:: Your objective ::
The records below are to be quoted in full; please keep every word exact.

(begin)

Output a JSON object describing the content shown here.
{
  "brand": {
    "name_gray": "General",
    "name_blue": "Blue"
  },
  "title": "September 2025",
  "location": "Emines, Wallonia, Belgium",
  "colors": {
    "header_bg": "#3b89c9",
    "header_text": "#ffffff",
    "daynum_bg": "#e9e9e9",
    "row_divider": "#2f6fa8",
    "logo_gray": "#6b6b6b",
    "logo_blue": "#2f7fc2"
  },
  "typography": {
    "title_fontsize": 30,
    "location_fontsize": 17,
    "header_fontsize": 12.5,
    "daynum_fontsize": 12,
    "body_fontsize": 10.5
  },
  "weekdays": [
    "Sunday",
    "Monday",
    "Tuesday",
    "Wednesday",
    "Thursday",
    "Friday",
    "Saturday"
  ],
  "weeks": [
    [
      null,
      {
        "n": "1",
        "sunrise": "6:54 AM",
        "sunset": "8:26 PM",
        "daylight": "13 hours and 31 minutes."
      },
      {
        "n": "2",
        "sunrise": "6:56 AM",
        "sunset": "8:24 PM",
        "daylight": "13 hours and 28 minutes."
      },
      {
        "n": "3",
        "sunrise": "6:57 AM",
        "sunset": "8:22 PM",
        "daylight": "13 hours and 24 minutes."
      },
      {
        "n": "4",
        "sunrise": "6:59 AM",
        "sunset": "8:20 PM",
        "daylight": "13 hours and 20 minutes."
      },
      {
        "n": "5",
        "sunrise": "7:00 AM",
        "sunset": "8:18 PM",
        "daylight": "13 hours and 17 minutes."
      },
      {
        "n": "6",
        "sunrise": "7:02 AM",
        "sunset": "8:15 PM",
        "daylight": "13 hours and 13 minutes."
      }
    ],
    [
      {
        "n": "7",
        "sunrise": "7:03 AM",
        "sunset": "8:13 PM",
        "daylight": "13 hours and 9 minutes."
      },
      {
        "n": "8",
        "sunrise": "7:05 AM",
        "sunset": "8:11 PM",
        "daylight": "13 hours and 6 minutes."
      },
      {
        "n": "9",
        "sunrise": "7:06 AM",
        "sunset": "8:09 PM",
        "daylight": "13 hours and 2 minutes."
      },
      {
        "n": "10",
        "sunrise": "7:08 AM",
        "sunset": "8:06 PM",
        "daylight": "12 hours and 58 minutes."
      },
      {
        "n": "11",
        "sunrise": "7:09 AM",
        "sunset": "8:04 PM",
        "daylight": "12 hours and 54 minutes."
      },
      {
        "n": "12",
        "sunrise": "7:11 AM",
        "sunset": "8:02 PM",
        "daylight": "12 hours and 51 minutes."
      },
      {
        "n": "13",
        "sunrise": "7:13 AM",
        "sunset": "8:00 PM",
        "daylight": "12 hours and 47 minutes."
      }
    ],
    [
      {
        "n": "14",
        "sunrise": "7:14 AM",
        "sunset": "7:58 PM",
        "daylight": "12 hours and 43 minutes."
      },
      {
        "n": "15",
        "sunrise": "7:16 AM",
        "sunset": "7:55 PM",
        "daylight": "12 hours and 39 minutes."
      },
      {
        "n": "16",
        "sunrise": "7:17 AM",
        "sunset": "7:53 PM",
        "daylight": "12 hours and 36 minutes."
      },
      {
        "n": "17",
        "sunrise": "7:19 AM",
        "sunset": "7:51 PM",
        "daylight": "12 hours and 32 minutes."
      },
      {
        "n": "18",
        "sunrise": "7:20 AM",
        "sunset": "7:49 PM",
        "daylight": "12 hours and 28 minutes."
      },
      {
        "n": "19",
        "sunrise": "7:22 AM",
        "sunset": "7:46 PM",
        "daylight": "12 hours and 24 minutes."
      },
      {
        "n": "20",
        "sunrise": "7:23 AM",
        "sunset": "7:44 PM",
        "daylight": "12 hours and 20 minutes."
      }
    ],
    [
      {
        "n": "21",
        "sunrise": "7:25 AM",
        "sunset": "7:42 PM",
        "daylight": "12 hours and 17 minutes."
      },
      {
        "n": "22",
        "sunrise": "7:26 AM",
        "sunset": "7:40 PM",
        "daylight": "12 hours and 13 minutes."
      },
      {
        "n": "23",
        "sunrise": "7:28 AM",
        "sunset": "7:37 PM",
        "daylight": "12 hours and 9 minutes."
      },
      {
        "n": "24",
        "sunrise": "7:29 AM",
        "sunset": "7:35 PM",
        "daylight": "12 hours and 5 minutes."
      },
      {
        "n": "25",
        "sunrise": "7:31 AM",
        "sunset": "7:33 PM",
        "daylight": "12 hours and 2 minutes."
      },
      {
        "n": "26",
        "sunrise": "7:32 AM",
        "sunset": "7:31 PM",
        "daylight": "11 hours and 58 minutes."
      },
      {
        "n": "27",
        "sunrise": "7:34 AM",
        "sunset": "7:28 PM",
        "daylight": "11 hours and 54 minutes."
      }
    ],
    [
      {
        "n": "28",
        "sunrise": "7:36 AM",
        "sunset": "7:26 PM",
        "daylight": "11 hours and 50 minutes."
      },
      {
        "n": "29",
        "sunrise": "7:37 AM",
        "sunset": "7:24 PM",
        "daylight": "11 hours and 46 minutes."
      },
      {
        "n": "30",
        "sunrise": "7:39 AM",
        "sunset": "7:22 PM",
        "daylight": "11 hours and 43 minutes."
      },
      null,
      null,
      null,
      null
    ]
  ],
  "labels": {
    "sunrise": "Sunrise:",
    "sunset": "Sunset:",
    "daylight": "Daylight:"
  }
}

(end)

:: Result of the exercise ::
Output a JSON object describing the content shown here.
{
  "brand": {
    "name_gray": "General",
    "name_blue": "Blue"
  },
  "title": "September 2025",
  "location": "Emines, Wallonia, Belgium",
  "colors": {
    "header_bg": "#3b89c9",
    "header_text": "#ffffff",
    "daynum_bg": "#e9e9e9",
    "row_divider": "#2f6fa8",
    "logo_gray": "#6b6b6b",
    "logo_blue": "#2f7fc2"
  },
  "typography": {
    "title_fontsize": 30,
    "location_fontsize": 17,
    "header_fontsize": 12.5,
    "daynum_fontsize": 12,
    "body_fontsize": 10.5
  },
  "weekdays": [
    "Sunday",
    "Monday",
    "Tuesday",
    "Wednesday",
    "Thursday",
    "Friday",
    "Saturday"
  ],
  "weeks": [
    [
      null,
      {
        "n": "1",
        "sunrise": "6:54 AM",
        "sunset": "8:26 PM",
        "daylight": "13 hours and 31 minutes."
      },
      {
        "n": "2",
        "sunrise": "6:56 AM",
        "sunset": "8:24 PM",
        "daylight": "13 hours and 28 minutes."
      },
      {
        "n": "3",
        "sunrise": "6:57 AM",
        "sunset": "8:22 PM",
        "daylight": "13 hours and 24 minutes."
      },
      {
        "n": "4",
        "sunrise": "6:59 AM",
        "sunset": "8:20 PM",
        "daylight": "13 hours and 20 minutes."
      },
      {
        "n": "5",
        "sunrise": "7:00 AM",
        "sunset": "8:18 PM",
        "daylight": "13 hours and 17 minutes."
      },
      {
        "n": "6",
        "sunrise": "7:02 AM",
        "sunset": "8:15 PM",
        "daylight": "13 hours and 13 minutes."
      }
    ],
    [
      {
        "n": "7",
        "sunrise": "7:03 AM",
        "sunset": "8:13 PM",
        "daylight": "13 hours and 9 minutes."
      },
      {
        "n": "8",
        "sunrise": "7:05 AM",
        "sunset": "8:11 PM",
        "daylight": "13 hours and 6 minutes."
      },
      {
        "n": "9",
        "sunrise": "7:06 AM",
        "sunset": "8:09 PM",
        "daylight": "13 hours and 2 minutes."
      },
      {
        "n": "10",
        "sunrise": "7:08 AM",
        "sunset": "8:06 PM",
        "daylight": "12 hours and 58 minutes."
      },
      {
        "n": "11",
        "sunrise": "7:09 AM",
        "sunset": "8:04 PM",
        "daylight": "12 hours and 54 minutes."
      },
      {
        "n": "12",
        "sunrise": "7:11 AM",
        "sunset": "8:02 PM",
        "daylight": "12 hours and 51 minutes."
      },
      {
        "n": "13",
        "sunrise": "7:13 AM",
        "sunset": "8:00 PM",
        "daylight": "12 hours and 47 minutes."
      }
    ],
    [
      {
        "n": "14",
        "sunrise": "7:14 AM",
        "sunset": "7:58 PM",
        "daylight": "12 hours and 43 minutes."
      },
      {
        "n": "15",
        "sunrise": "7:16 AM",
        "sunset": "7:55 PM",
        "daylight": "12 hours and 39 minutes."
      },
      {
        "n": "16",
        "sunrise": "7:17 AM",
        "sunset": "7:53 PM",
        "daylight": "12 hours and 36 minutes."
      },
      {
        "n": "17",
        "sunrise": "7:19 AM",
        "sunset": "7:51 PM",
        "daylight": "12 hours and 32 minutes."
      },
      {
        "n": "18",
        "sunrise": "7:20 AM",
        "sunset": "7:49 PM",
        "daylight": "12 hours and 28 minutes."
      },
      {
        "n": "19",
        "sunrise": "7:22 AM",
        "sunset": "7:46 PM",
        "daylight": "12 hours and 24 minutes."
      },
      {
        "n": "20",
        "sunrise": "7:23 AM",
        "sunset": "7:44 PM",
        "daylight": "12 hours and 20 minutes."
      }
    ],
    [
      {
        "n": "21",
        "sunrise": "7:25 AM",
        "sunset": "7:42 PM",
        "daylight": "12 hours and 17 minutes."
      },
      {
        "n": "22",
        "sunrise": "7:26 AM",
        "sunset": "7:40 PM",
        "daylight": "12 hours and 13 minutes."
      },
      {
        "n": "23",
        "sunrise": "7:28 AM",
        "sunset": "7:37 PM",
        "daylight": "12 hours and 9 minutes."
      },
      {
        "n": "24",
        "sunrise": "7:29 AM",
        "sunset": "7:35 PM",
        "daylight": "12 hours and 5 minutes."
      },
      {
        "n": "25",
        "sunrise": "7:31 AM",
        "sunset": "7:33 PM",
        "daylight": "12 hours and 2 minutes."
      },
      {
        "n": "26",
        "sunrise": "7:32 AM",
        "sunset": "7:31 PM",
        "daylight": "11 hours and 58 minutes."
      },
      {
        "n": "27",
        "sunrise": "7:34 AM",
        "sunset": "7:28 PM",
        "daylight": "11 hours and 54 minutes."
      }
    ],
    [
      {
        "n": "28",
        "sunrise": "7:36 AM",
        "sunset": "7:26 PM",
        "daylight": "11 hours and 50 minutes."
      },
      {
        "n": "29",
        "sunrise": "7:37 AM",
        "sunset": "7:24 PM",
        "daylight": "11 hours and 46 minutes."
      },
      {
        "n": "30",
        "sunrise": "7:39 AM",
        "sunset": "7:22 PM",
        "daylight": "11 hours and 43 minutes."
      },
      null,
      null,
      null,
      null
    ]
  ],
  "labels": {
    "sunrise": "Sunrise:",
    "sunset": "Sunset:",
    "daylight": "Daylight:"
  }
}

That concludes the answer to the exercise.